What the task asks
Select and copy every line of the records that contains the string "legend". Letter case must match.

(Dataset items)
#####
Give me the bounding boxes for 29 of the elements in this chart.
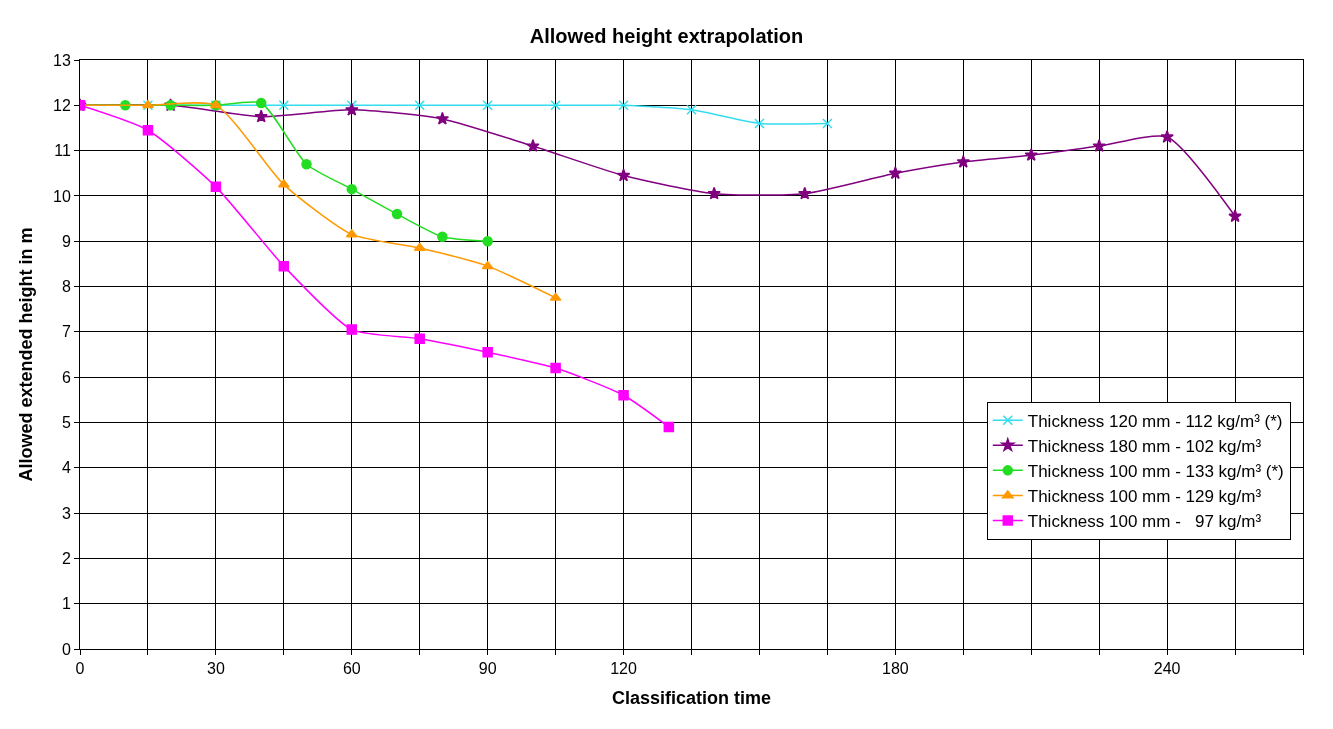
legend-label: Thickness 180 mm - 102 kg/m³ bbox=[1027, 436, 1262, 456]
y-axis-title: Allowed extended height in m bbox=[16, 227, 37, 482]
x-tick-label: 30 bbox=[206, 660, 225, 678]
x-tick-label: 180 bbox=[881, 660, 909, 678]
y-tick-label: 9 bbox=[61, 232, 71, 250]
x-tick-label: 120 bbox=[610, 660, 638, 678]
y-tick-label: 11 bbox=[54, 142, 71, 160]
y-tick-label: 3 bbox=[61, 504, 71, 522]
y-tick-label: 4 bbox=[61, 459, 71, 477]
y-tick-label: 0 bbox=[61, 640, 71, 658]
y-tick-label: 2 bbox=[61, 549, 71, 567]
x-tick-label: 240 bbox=[1153, 660, 1181, 678]
legend-label: Thickness 100 mm - 97 kg/m³ bbox=[1027, 512, 1262, 532]
y-tick-label: 7 bbox=[61, 323, 71, 341]
x-tick-label: 0 bbox=[75, 660, 85, 678]
y-tick-label: 1 bbox=[61, 595, 71, 613]
x-tick-label: 90 bbox=[478, 660, 497, 678]
y-tick-label: 13 bbox=[53, 51, 71, 69]
x-axis-title: Classification time bbox=[611, 688, 772, 709]
legend-label: Thickness 100 mm - 133 kg/m³ (*) bbox=[1027, 462, 1284, 481]
legend-label: Thickness 100 mm - 129 kg/m³ bbox=[1027, 487, 1262, 507]
y-tick-label: 12 bbox=[53, 96, 71, 114]
legend-label: Thickness 120 mm - 112 kg/m³ (*) bbox=[1027, 411, 1283, 431]
y-tick-label: 8 bbox=[61, 278, 71, 296]
chart-title: Allowed height extrapolation bbox=[529, 25, 804, 48]
x-tick-label: 60 bbox=[342, 660, 361, 678]
y-tick-label: 6 bbox=[61, 368, 71, 386]
y-tick-label: 5 bbox=[61, 414, 71, 432]
y-tick-label: 10 bbox=[53, 187, 71, 205]
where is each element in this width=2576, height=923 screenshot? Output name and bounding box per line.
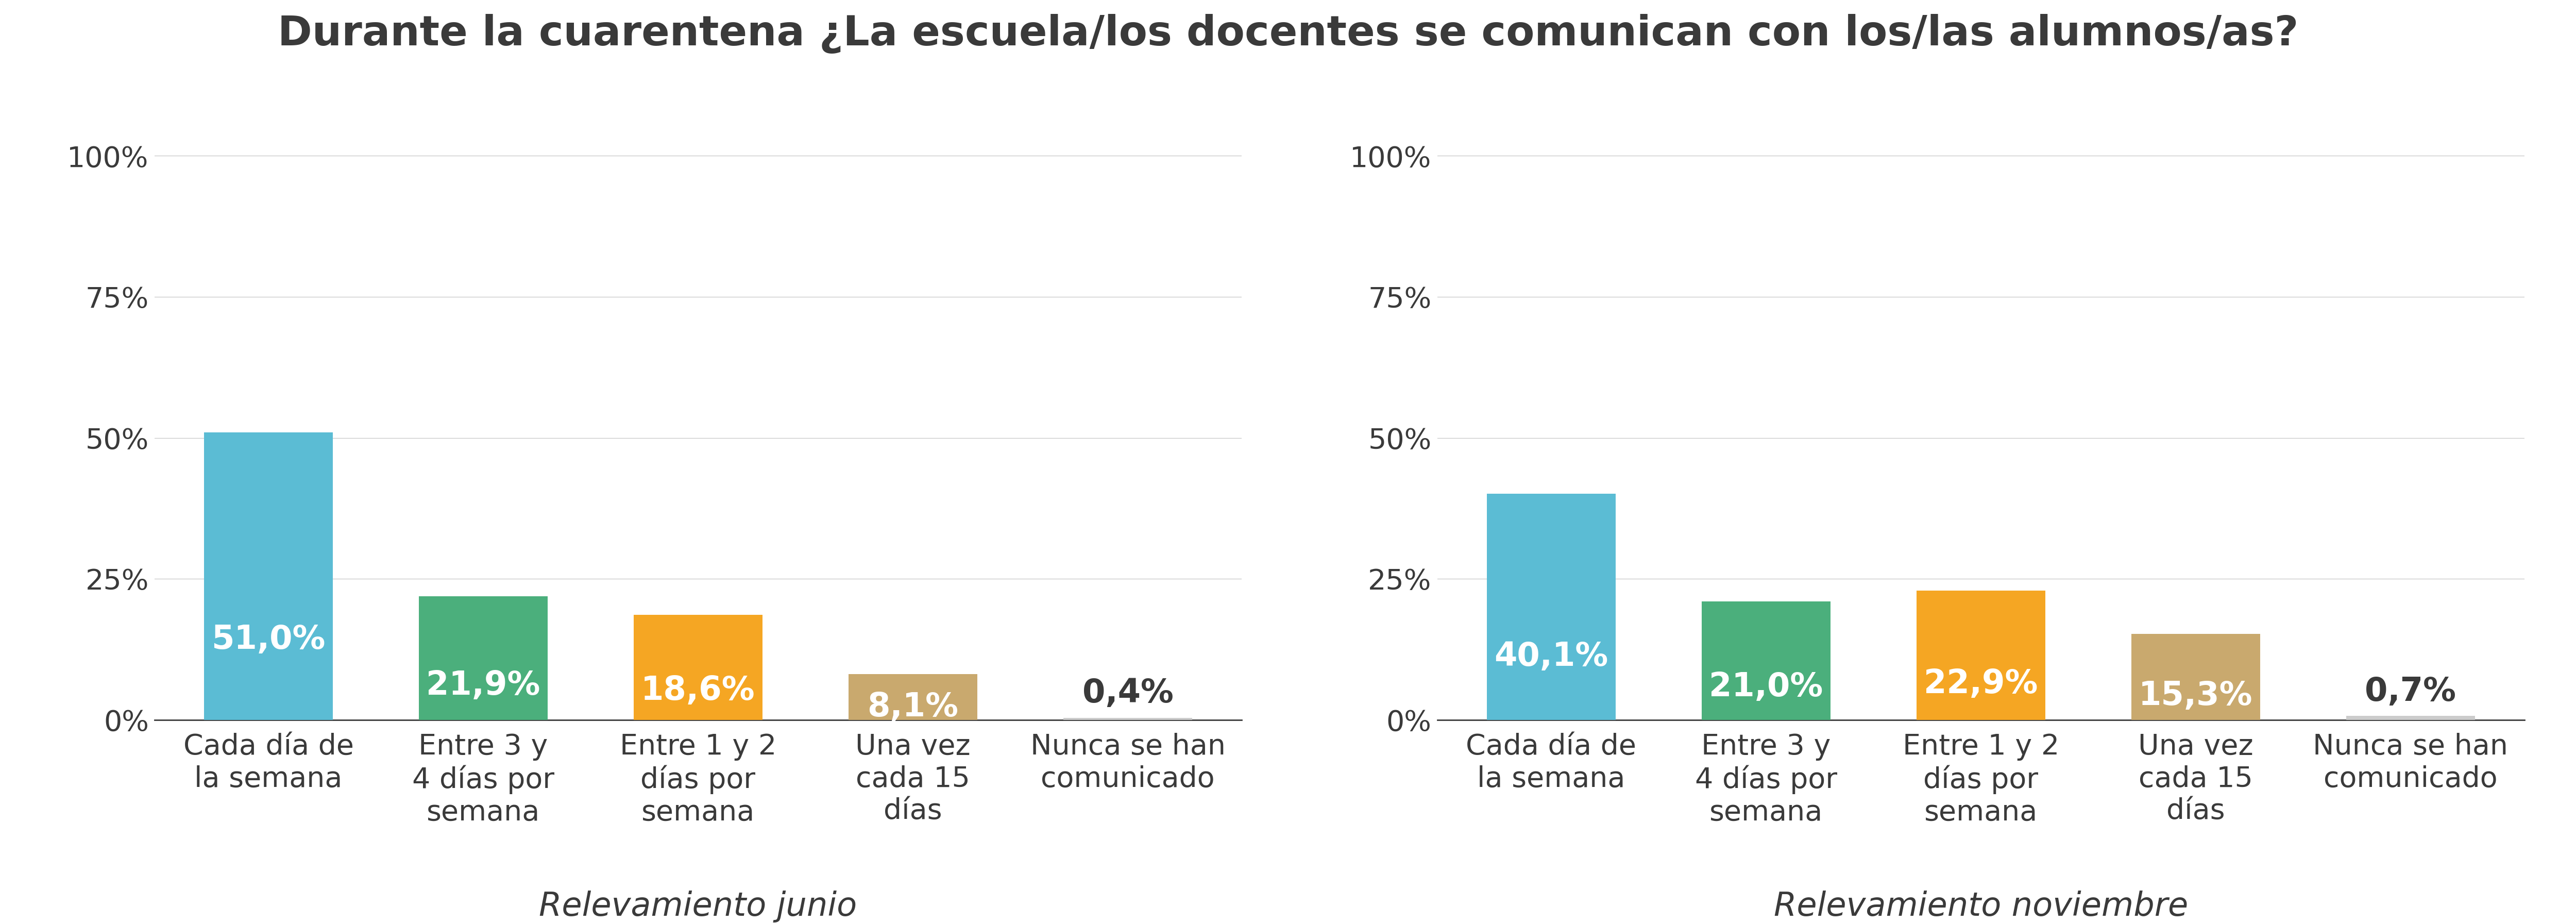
Bar xyxy=(1064,718,1193,720)
Bar xyxy=(2347,716,2476,720)
Bar xyxy=(634,615,762,720)
Text: 8,1%: 8,1% xyxy=(868,691,958,723)
Text: Durante la cuarentena ¿La escuela/los docentes se comunican con los/las alumnos/: Durante la cuarentena ¿La escuela/los do… xyxy=(278,14,2298,54)
Bar xyxy=(848,674,976,720)
Text: 0,4%: 0,4% xyxy=(1082,677,1175,709)
Text: Relevamiento junio: Relevamiento junio xyxy=(538,891,858,922)
Text: 22,9%: 22,9% xyxy=(1924,668,2038,700)
Bar xyxy=(1486,494,1615,720)
Text: Relevamiento noviembre: Relevamiento noviembre xyxy=(1775,891,2187,922)
Bar xyxy=(2130,634,2259,720)
Text: 18,6%: 18,6% xyxy=(641,675,755,706)
Bar xyxy=(204,432,332,720)
Text: 0,7%: 0,7% xyxy=(2365,676,2455,708)
Text: 21,9%: 21,9% xyxy=(425,669,541,701)
Bar xyxy=(1703,602,1832,720)
Bar xyxy=(1917,591,2045,720)
Bar xyxy=(420,596,549,720)
Text: 15,3%: 15,3% xyxy=(2138,680,2254,712)
Text: 51,0%: 51,0% xyxy=(211,623,325,655)
Text: 21,0%: 21,0% xyxy=(1708,671,1824,702)
Text: 40,1%: 40,1% xyxy=(1494,641,1607,673)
#####
Exercise answer
legend-label: Thickness 180 mm - 102 kg/m³ bbox=[1027, 436, 1262, 456]
legend-label: Thickness 100 mm - 97 kg/m³ bbox=[1027, 512, 1262, 532]
legend-label: Thickness 100 mm - 133 kg/m³ (*) bbox=[1027, 462, 1284, 481]
legend-label: Thickness 100 mm - 129 kg/m³ bbox=[1027, 487, 1262, 507]
legend-label: Thickness 120 mm - 112 kg/m³ (*) bbox=[1027, 411, 1283, 431]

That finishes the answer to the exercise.